■ ASSIGNMENT: Give the entries below again exactly. Their pictures are not needed.

■ EXTRACTED ENTRIES:
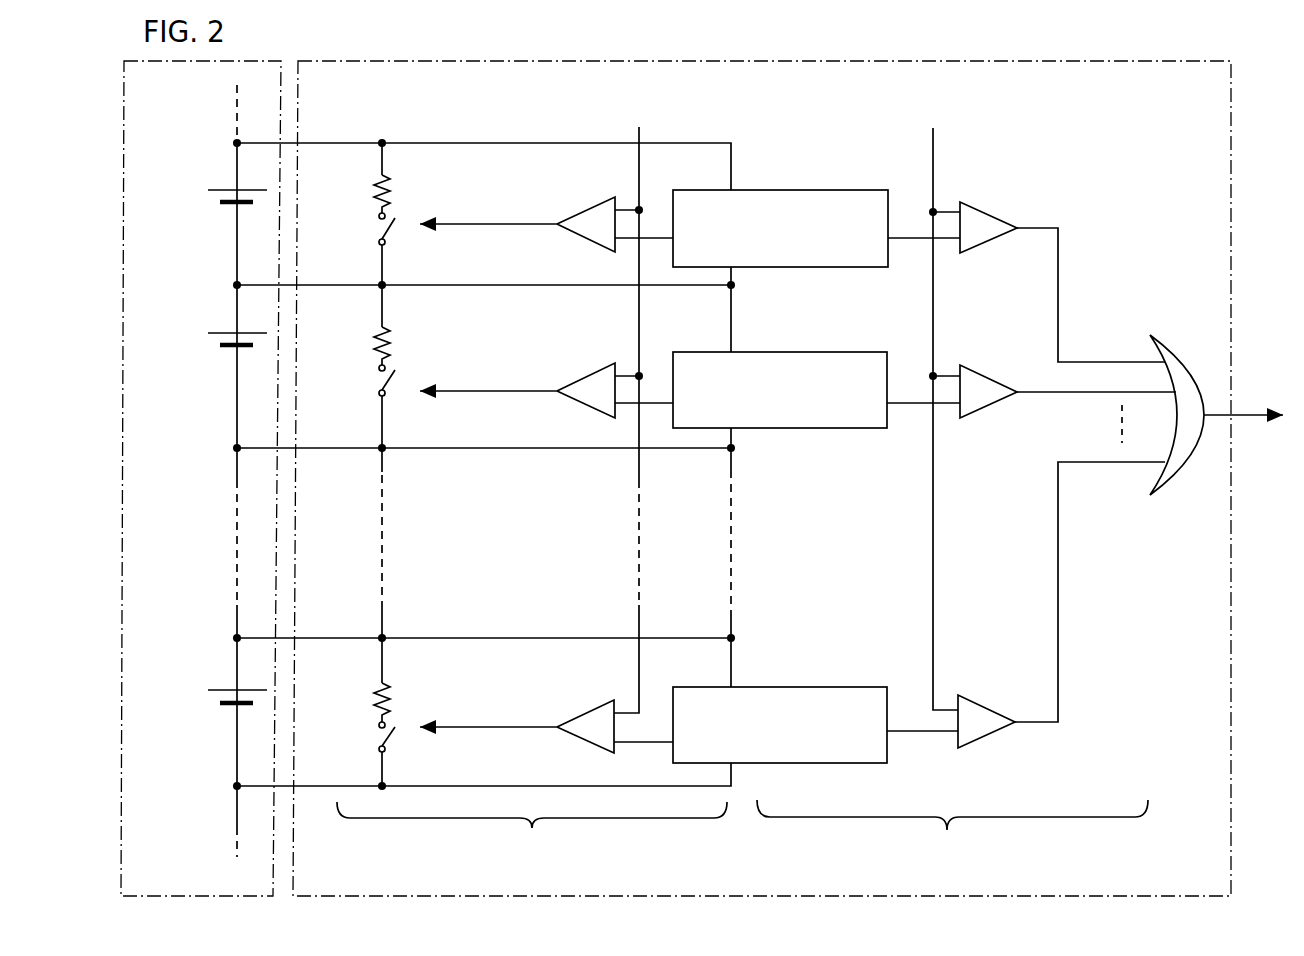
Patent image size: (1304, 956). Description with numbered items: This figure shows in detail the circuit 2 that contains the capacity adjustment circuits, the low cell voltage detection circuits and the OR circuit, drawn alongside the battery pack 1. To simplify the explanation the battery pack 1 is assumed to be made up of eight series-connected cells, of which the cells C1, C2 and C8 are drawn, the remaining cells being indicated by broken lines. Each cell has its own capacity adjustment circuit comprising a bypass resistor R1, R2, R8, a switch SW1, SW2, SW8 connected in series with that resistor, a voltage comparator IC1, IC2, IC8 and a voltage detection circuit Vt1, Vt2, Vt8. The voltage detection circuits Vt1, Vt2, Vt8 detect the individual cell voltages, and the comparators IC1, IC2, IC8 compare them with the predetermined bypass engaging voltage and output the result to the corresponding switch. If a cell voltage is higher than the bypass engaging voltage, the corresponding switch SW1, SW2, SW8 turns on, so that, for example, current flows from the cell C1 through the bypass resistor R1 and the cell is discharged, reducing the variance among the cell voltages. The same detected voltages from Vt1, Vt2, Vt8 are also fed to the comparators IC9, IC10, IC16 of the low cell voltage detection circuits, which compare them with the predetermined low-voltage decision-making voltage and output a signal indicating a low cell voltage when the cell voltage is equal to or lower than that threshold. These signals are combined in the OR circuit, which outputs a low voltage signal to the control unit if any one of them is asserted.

The battery pack 1 is at (160, 926).
The cell controller 2 is at (440, 926).
The cell C1 is at (212, 193).
The cell C2 is at (213, 345).
The cell C8 is at (210, 702).
The bypass resistor R1 is at (359, 192).
The bypass resistor R2 is at (360, 346).
The bypass resistor R8 is at (359, 701).
The switch SW1 is at (360, 229).
The switch SW2 is at (361, 382).
The switch SW8 is at (358, 737).
The voltage comparator IC1 is at (517, 215).
The voltage comparator IC2 is at (517, 385).
The voltage comparator IC8 is at (517, 719).
The voltage comparator IC9 is at (988, 210).
The voltage comparator IC10 is at (991, 376).
The voltage comparator IC16 is at (986, 707).
The voltage detection circuit Vt1 is at (786, 190).
The voltage detection circuit Vt2 is at (784, 352).
The voltage detection circuit Vt8 is at (787, 687).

■ RESULT OF THE TASK:
Patent image size: (1304, 956). Description with numbered items: This figure shows in detail the circuit 2 that contains the capacity adjustment circuits, the low cell voltage detection circuits and the OR circuit, drawn alongside the battery pack 1. To simplify the explanation the battery pack 1 is assumed to be made up of eight series-connected cells, of which the cells C1, C2 and C8 are drawn, the remaining cells being indicated by broken lines. Each cell has its own capacity adjustment circuit comprising a bypass resistor R1, R2, R8, a switch SW1, SW2, SW8 connected in series with that resistor, a voltage comparator IC1, IC2, IC8 and a voltage detection circuit Vt1, Vt2, Vt8. The voltage detection circuits Vt1, Vt2, Vt8 detect the individual cell voltages, and the comparators IC1, IC2, IC8 compare them with the predetermined bypass engaging voltage and output the result to the corresponding switch. If a cell voltage is higher than the bypass engaging voltage, the corresponding switch SW1, SW2, SW8 turns on, so that, for example, current flows from the cell C1 through the bypass resistor R1 and the cell is discharged, reducing the variance among the cell voltages. The same detected voltages from Vt1, Vt2, Vt8 are also fed to the comparators IC9, IC10, IC16 of the low cell voltage detection circuits, which compare them with the predetermined low-voltage decision-making voltage and output a signal indicating a low cell voltage when the cell voltage is equal to or lower than that threshold. These signals are combined in the OR circuit, which outputs a low voltage signal to the control unit if any one of them is asserted.

The battery pack 1 is at (160, 926).
The cell controller 2 is at (440, 926).
The cell C1 is at (212, 193).
The cell C2 is at (213, 345).
The cell C8 is at (210, 702).
The bypass resistor R1 is at (359, 192).
The bypass resistor R2 is at (360, 346).
The bypass resistor R8 is at (359, 701).
The switch SW1 is at (360, 229).
The switch SW2 is at (361, 382).
The switch SW8 is at (358, 737).
The voltage comparator IC1 is at (517, 215).
The voltage comparator IC2 is at (517, 385).
The voltage comparator IC8 is at (517, 719).
The voltage comparator IC9 is at (988, 210).
The voltage comparator IC10 is at (991, 376).
The voltage comparator IC16 is at (986, 707).
The voltage detection circuit Vt1 is at (786, 190).
The voltage detection circuit Vt2 is at (784, 352).
The voltage detection circuit Vt8 is at (787, 687).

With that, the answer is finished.